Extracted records
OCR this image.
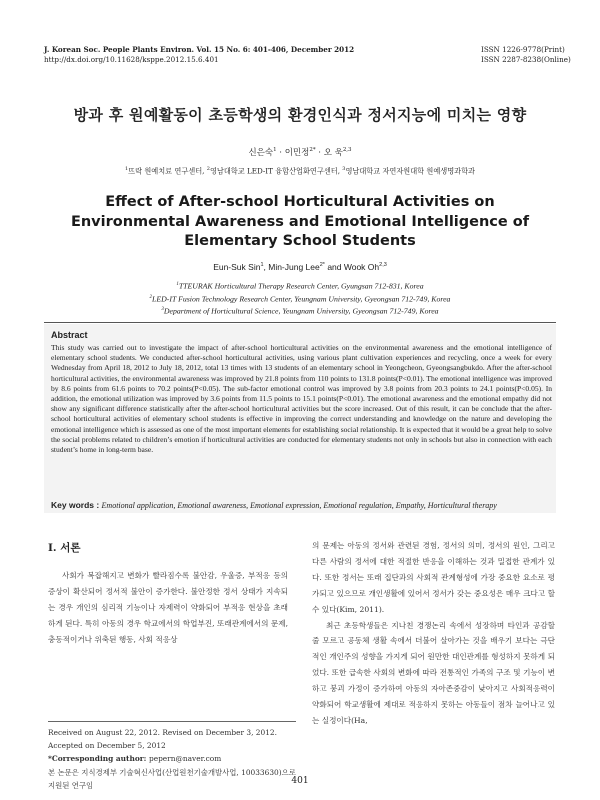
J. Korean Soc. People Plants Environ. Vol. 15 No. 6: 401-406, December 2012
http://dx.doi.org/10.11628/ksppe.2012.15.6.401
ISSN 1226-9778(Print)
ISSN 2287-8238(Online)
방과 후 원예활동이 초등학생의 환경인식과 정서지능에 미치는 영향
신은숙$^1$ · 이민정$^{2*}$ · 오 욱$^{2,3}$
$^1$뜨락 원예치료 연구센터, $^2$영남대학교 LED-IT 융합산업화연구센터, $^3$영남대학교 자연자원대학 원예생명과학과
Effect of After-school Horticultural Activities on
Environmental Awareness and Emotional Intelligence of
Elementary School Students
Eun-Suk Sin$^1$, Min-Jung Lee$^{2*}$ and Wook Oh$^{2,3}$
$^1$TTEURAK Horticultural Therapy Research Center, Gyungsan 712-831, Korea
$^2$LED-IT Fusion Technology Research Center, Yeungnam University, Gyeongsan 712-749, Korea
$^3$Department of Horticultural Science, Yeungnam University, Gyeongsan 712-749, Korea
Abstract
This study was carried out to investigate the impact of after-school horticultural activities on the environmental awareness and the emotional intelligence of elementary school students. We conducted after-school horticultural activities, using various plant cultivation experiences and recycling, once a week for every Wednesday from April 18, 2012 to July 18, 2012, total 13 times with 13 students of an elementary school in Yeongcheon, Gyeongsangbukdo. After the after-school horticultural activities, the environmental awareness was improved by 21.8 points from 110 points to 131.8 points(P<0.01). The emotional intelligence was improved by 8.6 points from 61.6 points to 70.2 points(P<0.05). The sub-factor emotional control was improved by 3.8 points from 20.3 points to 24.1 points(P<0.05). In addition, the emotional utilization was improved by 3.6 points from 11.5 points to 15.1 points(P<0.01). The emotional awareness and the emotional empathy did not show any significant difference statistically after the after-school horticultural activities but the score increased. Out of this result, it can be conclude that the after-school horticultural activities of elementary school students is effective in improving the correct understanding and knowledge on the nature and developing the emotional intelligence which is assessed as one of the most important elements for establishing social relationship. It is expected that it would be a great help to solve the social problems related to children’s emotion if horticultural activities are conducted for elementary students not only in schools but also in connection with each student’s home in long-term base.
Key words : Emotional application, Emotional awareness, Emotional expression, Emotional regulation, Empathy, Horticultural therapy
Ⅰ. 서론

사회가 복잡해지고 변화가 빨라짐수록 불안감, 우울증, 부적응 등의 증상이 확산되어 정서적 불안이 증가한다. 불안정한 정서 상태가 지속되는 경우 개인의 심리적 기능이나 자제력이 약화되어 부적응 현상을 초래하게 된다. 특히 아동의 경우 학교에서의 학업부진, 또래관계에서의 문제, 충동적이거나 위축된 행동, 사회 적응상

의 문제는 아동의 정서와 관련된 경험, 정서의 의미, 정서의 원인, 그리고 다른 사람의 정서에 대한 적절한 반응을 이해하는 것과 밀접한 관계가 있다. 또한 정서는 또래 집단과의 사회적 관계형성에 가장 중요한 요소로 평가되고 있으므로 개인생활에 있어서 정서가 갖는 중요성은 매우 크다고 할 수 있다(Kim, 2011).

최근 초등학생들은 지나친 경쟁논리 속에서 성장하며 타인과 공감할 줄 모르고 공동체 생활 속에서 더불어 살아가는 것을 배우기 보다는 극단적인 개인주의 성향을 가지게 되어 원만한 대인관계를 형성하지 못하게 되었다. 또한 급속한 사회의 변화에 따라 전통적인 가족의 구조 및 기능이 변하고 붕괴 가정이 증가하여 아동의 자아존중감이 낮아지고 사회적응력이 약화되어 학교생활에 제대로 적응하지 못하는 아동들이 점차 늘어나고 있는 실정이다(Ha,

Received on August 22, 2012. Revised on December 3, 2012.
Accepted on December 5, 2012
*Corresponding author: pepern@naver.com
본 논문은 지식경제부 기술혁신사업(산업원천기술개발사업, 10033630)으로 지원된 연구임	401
==
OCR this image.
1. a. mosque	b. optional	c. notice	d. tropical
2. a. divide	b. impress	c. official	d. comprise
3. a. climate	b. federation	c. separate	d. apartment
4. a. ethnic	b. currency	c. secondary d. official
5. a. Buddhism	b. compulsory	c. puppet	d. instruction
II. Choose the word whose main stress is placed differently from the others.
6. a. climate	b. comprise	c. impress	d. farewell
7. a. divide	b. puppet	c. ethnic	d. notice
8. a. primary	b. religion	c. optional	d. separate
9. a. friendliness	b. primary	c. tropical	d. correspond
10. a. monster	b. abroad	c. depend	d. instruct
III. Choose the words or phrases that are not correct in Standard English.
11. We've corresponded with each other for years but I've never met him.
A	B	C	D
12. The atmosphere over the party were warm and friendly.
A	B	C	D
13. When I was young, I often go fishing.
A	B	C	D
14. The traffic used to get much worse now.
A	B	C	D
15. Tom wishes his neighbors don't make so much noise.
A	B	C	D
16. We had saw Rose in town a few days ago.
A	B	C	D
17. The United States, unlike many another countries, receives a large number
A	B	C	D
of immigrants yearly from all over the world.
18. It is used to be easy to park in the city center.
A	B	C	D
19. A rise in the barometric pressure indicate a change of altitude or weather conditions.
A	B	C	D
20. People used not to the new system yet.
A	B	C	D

__WRITTEN EXERCISE__
Which lines hold the word "primary"? Show each one.

__SOLUTION TO THIS PROBLEM__
8. a. primary	b. religion	c. optional	d. separate
9. a. friendliness	b. primary	c. tropical	d. correspond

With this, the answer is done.